___ MATERIAL SUPPLIED ___
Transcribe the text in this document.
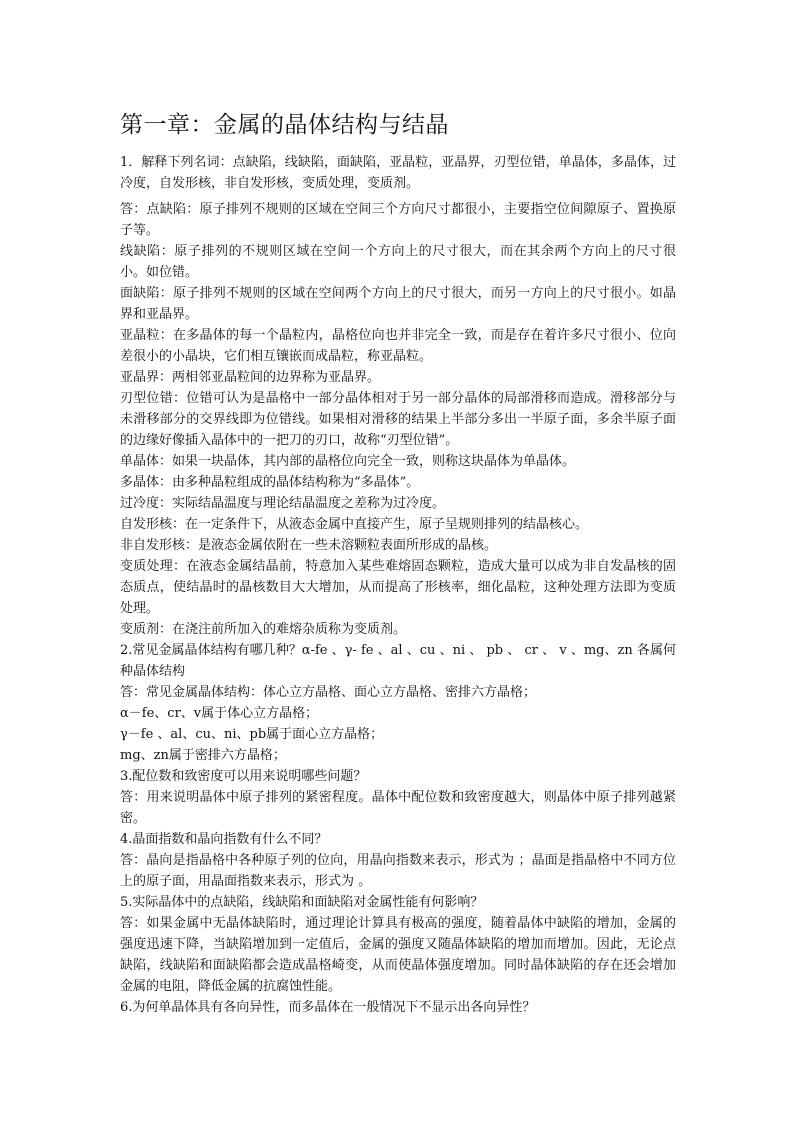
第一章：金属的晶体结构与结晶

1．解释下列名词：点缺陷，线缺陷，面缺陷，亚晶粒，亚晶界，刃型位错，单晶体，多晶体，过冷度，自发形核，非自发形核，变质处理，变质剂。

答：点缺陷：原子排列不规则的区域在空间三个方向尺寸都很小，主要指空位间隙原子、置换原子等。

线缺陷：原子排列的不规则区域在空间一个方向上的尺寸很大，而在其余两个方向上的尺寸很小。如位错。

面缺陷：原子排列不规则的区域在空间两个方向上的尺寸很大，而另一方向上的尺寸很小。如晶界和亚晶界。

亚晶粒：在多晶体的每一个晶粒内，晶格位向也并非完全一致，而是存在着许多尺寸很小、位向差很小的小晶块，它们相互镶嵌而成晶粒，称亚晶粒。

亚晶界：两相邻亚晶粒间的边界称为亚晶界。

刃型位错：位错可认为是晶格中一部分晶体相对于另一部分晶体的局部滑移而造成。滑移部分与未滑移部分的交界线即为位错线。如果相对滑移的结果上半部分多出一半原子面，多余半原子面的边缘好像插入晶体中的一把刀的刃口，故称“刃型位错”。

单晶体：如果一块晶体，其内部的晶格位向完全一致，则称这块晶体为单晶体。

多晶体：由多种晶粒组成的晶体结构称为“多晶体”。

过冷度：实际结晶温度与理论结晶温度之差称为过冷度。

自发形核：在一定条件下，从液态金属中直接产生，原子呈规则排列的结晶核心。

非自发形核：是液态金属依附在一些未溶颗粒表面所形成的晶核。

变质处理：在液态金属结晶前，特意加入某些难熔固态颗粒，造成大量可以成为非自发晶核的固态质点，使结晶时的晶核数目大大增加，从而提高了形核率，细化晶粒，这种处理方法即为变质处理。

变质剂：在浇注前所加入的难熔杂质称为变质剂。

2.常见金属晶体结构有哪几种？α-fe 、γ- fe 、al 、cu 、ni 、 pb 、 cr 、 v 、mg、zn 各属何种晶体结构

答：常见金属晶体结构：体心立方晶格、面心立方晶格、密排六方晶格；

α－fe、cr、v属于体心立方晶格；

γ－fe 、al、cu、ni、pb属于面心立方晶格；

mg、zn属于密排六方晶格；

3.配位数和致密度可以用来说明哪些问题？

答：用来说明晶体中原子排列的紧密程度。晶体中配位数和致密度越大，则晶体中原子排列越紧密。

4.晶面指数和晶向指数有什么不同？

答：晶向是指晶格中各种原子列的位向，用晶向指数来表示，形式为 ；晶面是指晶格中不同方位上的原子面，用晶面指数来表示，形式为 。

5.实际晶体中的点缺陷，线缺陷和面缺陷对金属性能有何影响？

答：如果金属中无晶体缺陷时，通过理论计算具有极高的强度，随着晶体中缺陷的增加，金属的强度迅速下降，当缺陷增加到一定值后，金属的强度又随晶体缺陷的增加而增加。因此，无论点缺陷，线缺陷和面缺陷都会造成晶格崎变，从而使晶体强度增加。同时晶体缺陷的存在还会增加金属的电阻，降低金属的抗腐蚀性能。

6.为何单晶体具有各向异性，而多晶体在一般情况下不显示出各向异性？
___
___ MATERIAL SUPPLIED ___
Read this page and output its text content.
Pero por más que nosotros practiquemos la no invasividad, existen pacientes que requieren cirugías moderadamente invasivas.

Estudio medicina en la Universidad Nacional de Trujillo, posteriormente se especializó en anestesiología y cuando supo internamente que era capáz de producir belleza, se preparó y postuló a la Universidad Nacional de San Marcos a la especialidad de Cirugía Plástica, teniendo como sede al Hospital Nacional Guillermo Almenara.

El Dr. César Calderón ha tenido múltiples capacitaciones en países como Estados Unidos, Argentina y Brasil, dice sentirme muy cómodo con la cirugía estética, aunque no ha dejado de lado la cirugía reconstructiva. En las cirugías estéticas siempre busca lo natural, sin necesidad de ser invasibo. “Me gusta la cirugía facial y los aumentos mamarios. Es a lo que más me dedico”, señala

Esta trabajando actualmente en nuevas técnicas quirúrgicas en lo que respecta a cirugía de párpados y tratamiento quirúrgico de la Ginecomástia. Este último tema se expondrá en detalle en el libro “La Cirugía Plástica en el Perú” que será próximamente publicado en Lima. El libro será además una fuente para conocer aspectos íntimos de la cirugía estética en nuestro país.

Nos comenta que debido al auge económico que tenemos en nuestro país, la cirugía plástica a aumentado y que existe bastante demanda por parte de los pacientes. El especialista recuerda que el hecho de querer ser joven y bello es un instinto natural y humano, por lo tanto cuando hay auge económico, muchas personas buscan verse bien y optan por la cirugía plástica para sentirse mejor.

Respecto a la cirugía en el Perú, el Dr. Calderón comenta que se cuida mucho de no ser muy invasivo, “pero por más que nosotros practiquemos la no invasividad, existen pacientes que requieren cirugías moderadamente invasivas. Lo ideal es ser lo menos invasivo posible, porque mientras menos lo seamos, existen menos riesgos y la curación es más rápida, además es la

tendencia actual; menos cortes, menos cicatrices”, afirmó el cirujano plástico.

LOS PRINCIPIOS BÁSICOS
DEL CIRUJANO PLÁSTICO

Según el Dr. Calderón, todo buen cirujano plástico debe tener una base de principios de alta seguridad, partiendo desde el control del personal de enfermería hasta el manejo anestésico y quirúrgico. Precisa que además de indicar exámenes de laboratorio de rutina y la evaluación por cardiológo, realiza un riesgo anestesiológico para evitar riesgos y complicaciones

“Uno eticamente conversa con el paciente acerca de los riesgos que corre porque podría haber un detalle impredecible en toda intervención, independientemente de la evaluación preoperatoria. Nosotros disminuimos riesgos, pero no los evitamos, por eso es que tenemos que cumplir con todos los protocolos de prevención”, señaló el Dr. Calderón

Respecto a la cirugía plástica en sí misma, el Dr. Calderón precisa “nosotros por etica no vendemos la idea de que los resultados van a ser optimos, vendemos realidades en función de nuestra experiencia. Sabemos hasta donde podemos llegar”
___
GIVEN PROBLEM: Pick out each line in the material containing "非自发形核".

EXERCISE RESULT:
1．解释下列名词：点缺陷，线缺陷，面缺陷，亚晶粒，亚晶界，刃型位错，单晶体，多晶体，过冷度，自发形核，非自发形核，变质处理，变质剂。
非自发形核：是液态金属依附在一些未溶颗粒表面所形成的晶核。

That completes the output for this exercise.